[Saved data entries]
———

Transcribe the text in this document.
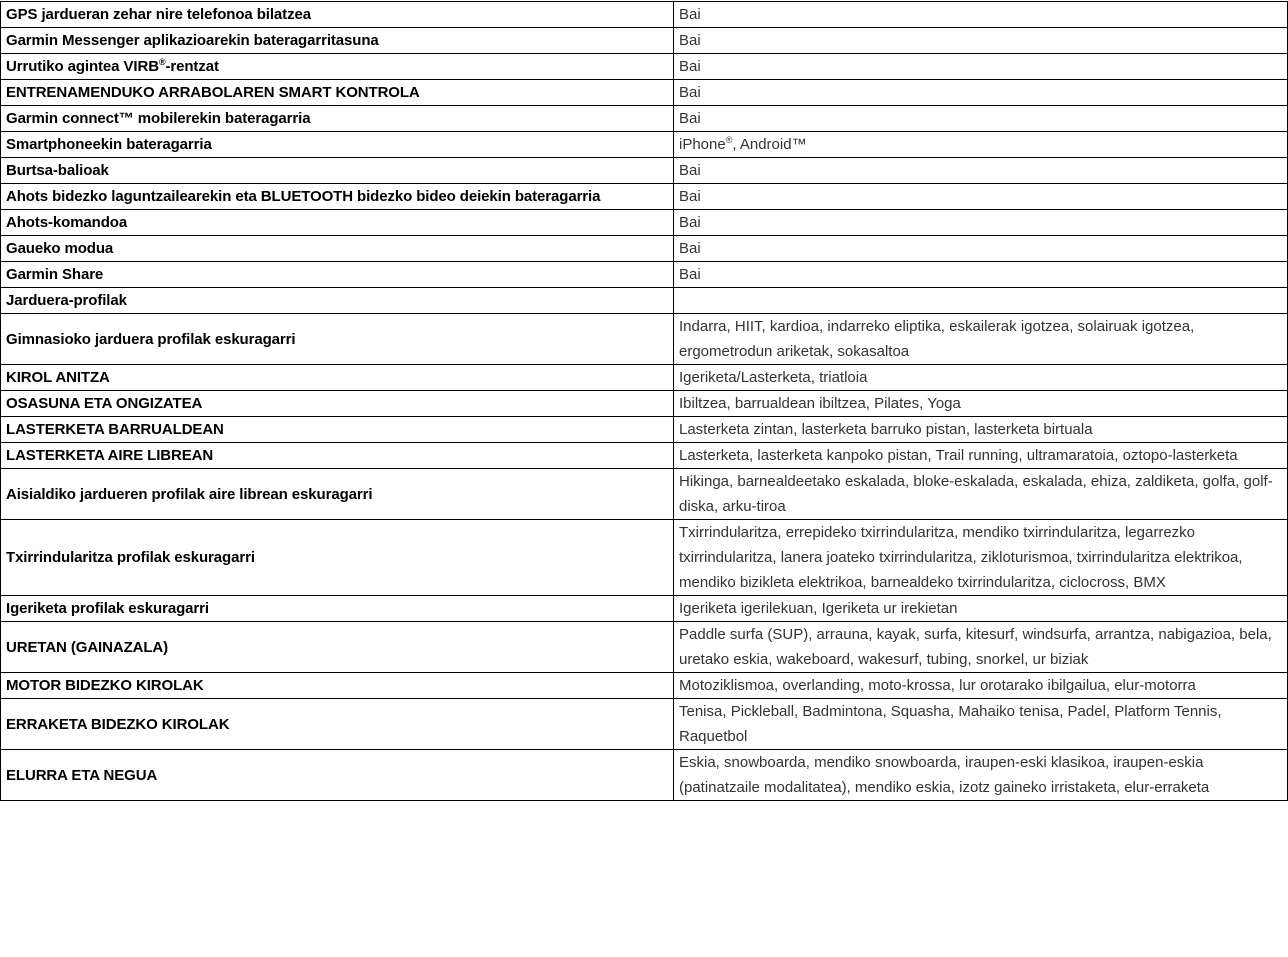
GPS jardueran zehar nire telefonoa bilatzea	Bai
Garmin Messenger aplikazioarekin bateragarritasuna	Bai
Urrutiko agintea VIRB®-rentzat	Bai
ENTRENAMENDUKO ARRABOLAREN SMART KONTROLA	Bai
Garmin connect™ mobilerekin bateragarria	Bai
Smartphoneekin bateragarria	iPhone®, Android™
Burtsa-balioak	Bai
Ahots bidezko laguntzailearekin eta BLUETOOTH bidezko bideo deiekin bateragarria	Bai
Ahots-komandoa	Bai
Gaueko modua	Bai
Garmin Share	Bai
Jarduera-profilak	
Gimnasioko jarduera profilak eskuragarri	Indarra, HIIT, kardioa, indarreko eliptika, eskailerak igotzea, solairuak igotzea, ergometrodun ariketak, sokasaltoa
KIROL ANITZA	Igeriketa/Lasterketa, triatloia
OSASUNA ETA ONGIZATEA	Ibiltzea, barrualdean ibiltzea, Pilates, Yoga
LASTERKETA BARRUALDEAN	Lasterketa zintan, lasterketa barruko pistan, lasterketa birtuala
LASTERKETA AIRE LIBREAN	Lasterketa, lasterketa kanpoko pistan, Trail running, ultramaratoia, oztopo-lasterketa
Aisialdiko jardueren profilak aire librean eskuragarri	Hikinga, barnealdeetako eskalada, bloke-eskalada, eskalada, ehiza, zaldiketa, golfa, golf-diska, arku-tiroa
Txirrindularitza profilak eskuragarri	Txirrindularitza, errepideko txirrindularitza, mendiko txirrindularitza, legarrezko txirrindularitza, lanera joateko txirrindularitza, zikloturismoa, txirrindularitza elektrikoa, mendiko bizikleta elektrikoa, barnealdeko txirrindularitza, ciclocross, BMX
Igeriketa profilak eskuragarri	Igeriketa igerilekuan, Igeriketa ur irekietan
URETAN (GAINAZALA)	Paddle surfa (SUP), arrauna, kayak, surfa, kitesurf, windsurfa, arrantza, nabigazioa, bela, uretako eskia, wakeboard, wakesurf, tubing, snorkel, ur biziak
MOTOR BIDEZKO KIROLAK	Motoziklismoa, overlanding, moto-krossa, lur orotarako ibilgailua, elur-motorra
ERRAKETA BIDEZKO KIROLAK	Tenisa, Pickleball, Badmintona, Squasha, Mahaiko tenisa, Padel, Platform Tennis, Raquetbol
ELURRA ETA NEGUA	Eskia, snowboarda, mendiko snowboarda, iraupen-eski klasikoa, iraupen-eskia (patinatzaile modalitatea), mendiko eskia, izotz gaineko irristaketa, elur-erraketa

———

Short problem:
Give the entries again word for word, but skip the pictures.

Answer for this exercise:
Transcribe the text in this document.
GPS jardueran zehar nire telefonoa bilatzea	Bai
Garmin Messenger aplikazioarekin bateragarritasuna	Bai
Urrutiko agintea VIRB®-rentzat	Bai
ENTRENAMENDUKO ARRABOLAREN SMART KONTROLA	Bai
Garmin connect™ mobilerekin bateragarria	Bai
Smartphoneekin bateragarria	iPhone®, Android™
Burtsa-balioak	Bai
Ahots bidezko laguntzailearekin eta BLUETOOTH bidezko bideo deiekin bateragarria	Bai
Ahots-komandoa	Bai
Gaueko modua	Bai
Garmin Share	Bai
Jarduera-profilak	
Gimnasioko jarduera profilak eskuragarri	Indarra, HIIT, kardioa, indarreko eliptika, eskailerak igotzea, solairuak igotzea, ergometrodun ariketak, sokasaltoa
KIROL ANITZA	Igeriketa/Lasterketa, triatloia
OSASUNA ETA ONGIZATEA	Ibiltzea, barrualdean ibiltzea, Pilates, Yoga
LASTERKETA BARRUALDEAN	Lasterketa zintan, lasterketa barruko pistan, lasterketa birtuala
LASTERKETA AIRE LIBREAN	Lasterketa, lasterketa kanpoko pistan, Trail running, ultramaratoia, oztopo-lasterketa
Aisialdiko jardueren profilak aire librean eskuragarri	Hikinga, barnealdeetako eskalada, bloke-eskalada, eskalada, ehiza, zaldiketa, golfa, golf-diska, arku-tiroa
Txirrindularitza profilak eskuragarri	Txirrindularitza, errepideko txirrindularitza, mendiko txirrindularitza, legarrezko txirrindularitza, lanera joateko txirrindularitza, zikloturismoa, txirrindularitza elektrikoa, mendiko bizikleta elektrikoa, barnealdeko txirrindularitza, ciclocross, BMX
Igeriketa profilak eskuragarri	Igeriketa igerilekuan, Igeriketa ur irekietan
URETAN (GAINAZALA)	Paddle surfa (SUP), arrauna, kayak, surfa, kitesurf, windsurfa, arrantza, nabigazioa, bela, uretako eskia, wakeboard, wakesurf, tubing, snorkel, ur biziak
MOTOR BIDEZKO KIROLAK	Motoziklismoa, overlanding, moto-krossa, lur orotarako ibilgailua, elur-motorra
ERRAKETA BIDEZKO KIROLAK	Tenisa, Pickleball, Badmintona, Squasha, Mahaiko tenisa, Padel, Platform Tennis, Raquetbol
ELURRA ETA NEGUA	Eskia, snowboarda, mendiko snowboarda, iraupen-eski klasikoa, iraupen-eskia (patinatzaile modalitatea), mendiko eskia, izotz gaineko irristaketa, elur-erraketa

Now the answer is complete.